-- Extracted entries start --

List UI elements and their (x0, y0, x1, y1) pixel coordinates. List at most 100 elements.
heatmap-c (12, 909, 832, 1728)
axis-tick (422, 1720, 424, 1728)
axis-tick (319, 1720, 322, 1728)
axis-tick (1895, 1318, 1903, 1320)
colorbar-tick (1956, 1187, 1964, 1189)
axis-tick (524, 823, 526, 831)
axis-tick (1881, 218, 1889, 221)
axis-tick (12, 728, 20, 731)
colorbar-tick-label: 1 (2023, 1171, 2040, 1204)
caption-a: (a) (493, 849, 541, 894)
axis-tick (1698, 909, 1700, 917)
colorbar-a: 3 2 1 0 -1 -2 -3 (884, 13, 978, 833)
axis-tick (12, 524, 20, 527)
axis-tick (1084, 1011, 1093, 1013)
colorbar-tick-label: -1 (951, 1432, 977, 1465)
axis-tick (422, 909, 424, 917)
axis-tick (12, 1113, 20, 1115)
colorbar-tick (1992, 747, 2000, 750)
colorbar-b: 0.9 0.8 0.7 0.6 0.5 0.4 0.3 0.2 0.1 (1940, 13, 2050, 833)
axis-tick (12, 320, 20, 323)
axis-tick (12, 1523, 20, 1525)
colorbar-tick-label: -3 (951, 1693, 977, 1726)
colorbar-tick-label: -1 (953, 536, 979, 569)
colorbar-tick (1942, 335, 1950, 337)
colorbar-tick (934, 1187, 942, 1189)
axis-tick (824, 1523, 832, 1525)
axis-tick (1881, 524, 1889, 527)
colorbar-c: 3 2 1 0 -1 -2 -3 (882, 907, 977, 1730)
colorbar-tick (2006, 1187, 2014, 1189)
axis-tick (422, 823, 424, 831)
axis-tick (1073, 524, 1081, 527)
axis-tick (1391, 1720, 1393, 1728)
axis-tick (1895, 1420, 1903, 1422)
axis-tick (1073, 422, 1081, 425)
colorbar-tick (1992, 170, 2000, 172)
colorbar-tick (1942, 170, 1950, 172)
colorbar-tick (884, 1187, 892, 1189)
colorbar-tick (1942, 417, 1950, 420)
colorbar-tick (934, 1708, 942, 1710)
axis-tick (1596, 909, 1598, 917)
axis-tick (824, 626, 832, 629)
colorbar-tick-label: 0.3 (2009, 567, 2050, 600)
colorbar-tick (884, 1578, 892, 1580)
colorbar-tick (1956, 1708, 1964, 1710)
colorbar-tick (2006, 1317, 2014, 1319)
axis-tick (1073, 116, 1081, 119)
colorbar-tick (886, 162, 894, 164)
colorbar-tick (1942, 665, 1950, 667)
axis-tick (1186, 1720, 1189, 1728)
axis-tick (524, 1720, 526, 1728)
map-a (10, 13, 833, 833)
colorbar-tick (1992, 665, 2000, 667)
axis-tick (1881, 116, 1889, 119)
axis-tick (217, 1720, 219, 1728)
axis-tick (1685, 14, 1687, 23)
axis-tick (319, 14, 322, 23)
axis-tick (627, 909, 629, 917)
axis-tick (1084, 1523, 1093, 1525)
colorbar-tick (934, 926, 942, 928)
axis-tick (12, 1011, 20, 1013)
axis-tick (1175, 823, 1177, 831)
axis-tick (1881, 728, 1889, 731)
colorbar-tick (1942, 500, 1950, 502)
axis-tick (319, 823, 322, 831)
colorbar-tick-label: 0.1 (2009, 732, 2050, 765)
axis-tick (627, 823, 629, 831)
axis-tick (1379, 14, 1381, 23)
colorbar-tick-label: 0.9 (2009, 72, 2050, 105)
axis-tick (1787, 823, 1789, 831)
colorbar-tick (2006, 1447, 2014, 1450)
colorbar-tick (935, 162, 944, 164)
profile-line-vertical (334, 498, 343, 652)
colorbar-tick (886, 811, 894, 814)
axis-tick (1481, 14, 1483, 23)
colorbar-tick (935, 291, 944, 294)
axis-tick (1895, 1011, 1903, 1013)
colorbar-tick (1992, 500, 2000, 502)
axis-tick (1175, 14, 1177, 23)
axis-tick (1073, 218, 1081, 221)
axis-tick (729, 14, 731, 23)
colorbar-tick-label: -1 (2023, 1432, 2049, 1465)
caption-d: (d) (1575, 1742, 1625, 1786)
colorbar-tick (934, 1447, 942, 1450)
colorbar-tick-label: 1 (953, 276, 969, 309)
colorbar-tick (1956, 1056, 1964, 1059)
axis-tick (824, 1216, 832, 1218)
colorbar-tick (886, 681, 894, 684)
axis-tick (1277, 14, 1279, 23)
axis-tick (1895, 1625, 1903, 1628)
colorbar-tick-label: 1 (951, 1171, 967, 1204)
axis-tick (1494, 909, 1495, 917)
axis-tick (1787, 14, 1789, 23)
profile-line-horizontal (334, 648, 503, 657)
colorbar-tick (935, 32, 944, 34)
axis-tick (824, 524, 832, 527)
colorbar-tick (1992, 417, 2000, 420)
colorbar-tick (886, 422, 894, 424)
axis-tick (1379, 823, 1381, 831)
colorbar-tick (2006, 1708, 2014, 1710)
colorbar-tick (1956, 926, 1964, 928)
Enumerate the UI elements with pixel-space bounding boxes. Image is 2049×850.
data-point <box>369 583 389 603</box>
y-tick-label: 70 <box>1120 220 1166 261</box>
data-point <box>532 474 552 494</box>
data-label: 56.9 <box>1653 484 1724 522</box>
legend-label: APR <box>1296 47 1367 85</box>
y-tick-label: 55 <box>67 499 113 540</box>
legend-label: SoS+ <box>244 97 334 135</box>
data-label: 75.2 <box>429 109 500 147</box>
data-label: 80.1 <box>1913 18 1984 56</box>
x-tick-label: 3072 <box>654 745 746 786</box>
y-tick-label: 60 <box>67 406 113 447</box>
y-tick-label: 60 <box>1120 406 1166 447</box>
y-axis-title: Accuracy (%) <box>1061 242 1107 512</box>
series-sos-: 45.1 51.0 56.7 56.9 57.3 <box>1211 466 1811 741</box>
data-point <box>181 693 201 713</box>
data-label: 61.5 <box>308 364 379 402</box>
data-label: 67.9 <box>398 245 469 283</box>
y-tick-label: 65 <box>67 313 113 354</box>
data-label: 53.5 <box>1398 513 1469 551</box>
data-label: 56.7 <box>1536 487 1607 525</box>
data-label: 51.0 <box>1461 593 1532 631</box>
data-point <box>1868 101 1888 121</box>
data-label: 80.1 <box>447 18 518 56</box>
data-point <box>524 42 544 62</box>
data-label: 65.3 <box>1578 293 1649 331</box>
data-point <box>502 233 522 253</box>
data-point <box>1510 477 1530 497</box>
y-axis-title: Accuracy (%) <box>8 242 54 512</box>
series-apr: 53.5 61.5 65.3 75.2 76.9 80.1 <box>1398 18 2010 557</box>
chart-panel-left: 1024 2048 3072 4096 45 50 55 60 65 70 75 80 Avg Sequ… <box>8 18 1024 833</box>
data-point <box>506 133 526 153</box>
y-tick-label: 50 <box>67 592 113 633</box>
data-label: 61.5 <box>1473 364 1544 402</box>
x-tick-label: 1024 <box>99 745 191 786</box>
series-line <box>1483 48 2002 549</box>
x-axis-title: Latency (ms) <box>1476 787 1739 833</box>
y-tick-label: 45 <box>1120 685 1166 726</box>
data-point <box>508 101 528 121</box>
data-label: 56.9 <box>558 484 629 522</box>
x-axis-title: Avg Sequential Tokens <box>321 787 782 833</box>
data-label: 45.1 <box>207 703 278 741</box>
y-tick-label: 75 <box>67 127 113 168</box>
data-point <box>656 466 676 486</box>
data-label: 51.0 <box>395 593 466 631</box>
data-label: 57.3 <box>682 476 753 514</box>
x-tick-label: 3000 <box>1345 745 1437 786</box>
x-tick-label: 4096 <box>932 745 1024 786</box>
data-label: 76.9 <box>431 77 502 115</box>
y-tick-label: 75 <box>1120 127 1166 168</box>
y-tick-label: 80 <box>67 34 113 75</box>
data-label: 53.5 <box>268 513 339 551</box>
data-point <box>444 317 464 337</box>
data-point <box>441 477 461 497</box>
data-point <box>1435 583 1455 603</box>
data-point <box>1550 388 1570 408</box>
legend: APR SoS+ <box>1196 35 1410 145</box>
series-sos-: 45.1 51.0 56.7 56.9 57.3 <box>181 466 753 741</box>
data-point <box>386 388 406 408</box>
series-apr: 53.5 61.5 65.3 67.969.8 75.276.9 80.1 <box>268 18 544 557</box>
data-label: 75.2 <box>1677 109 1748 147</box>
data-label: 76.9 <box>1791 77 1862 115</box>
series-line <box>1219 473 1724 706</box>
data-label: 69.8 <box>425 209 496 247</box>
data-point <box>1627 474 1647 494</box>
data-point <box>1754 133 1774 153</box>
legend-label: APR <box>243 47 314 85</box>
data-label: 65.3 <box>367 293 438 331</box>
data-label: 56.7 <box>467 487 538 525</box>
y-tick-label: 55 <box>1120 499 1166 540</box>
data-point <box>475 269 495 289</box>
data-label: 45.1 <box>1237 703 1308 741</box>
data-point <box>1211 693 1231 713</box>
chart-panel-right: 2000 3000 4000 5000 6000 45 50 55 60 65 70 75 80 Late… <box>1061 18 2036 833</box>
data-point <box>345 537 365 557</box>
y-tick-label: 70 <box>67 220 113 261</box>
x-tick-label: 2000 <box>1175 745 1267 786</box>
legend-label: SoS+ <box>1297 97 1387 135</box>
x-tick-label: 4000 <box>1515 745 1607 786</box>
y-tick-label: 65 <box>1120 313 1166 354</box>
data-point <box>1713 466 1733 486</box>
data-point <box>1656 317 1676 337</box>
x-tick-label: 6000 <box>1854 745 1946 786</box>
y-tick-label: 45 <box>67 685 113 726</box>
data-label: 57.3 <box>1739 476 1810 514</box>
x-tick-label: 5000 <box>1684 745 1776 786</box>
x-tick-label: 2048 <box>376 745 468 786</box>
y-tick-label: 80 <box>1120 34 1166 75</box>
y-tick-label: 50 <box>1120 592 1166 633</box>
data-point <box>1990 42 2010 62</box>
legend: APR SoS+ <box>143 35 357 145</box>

-- Extracted entries end --

Problem description: Gather every line from the records above that contains the string "legend".

Output of the exercise:
legend-label: APR <box>1296 47 1367 85</box>
legend-label: SoS+ <box>244 97 334 135</box>
legend: APR SoS+ <box>1196 35 1410 145</box>
legend-label: APR <box>243 47 314 85</box>
legend-label: SoS+ <box>1297 97 1387 135</box>
legend: APR SoS+ <box>143 35 357 145</box>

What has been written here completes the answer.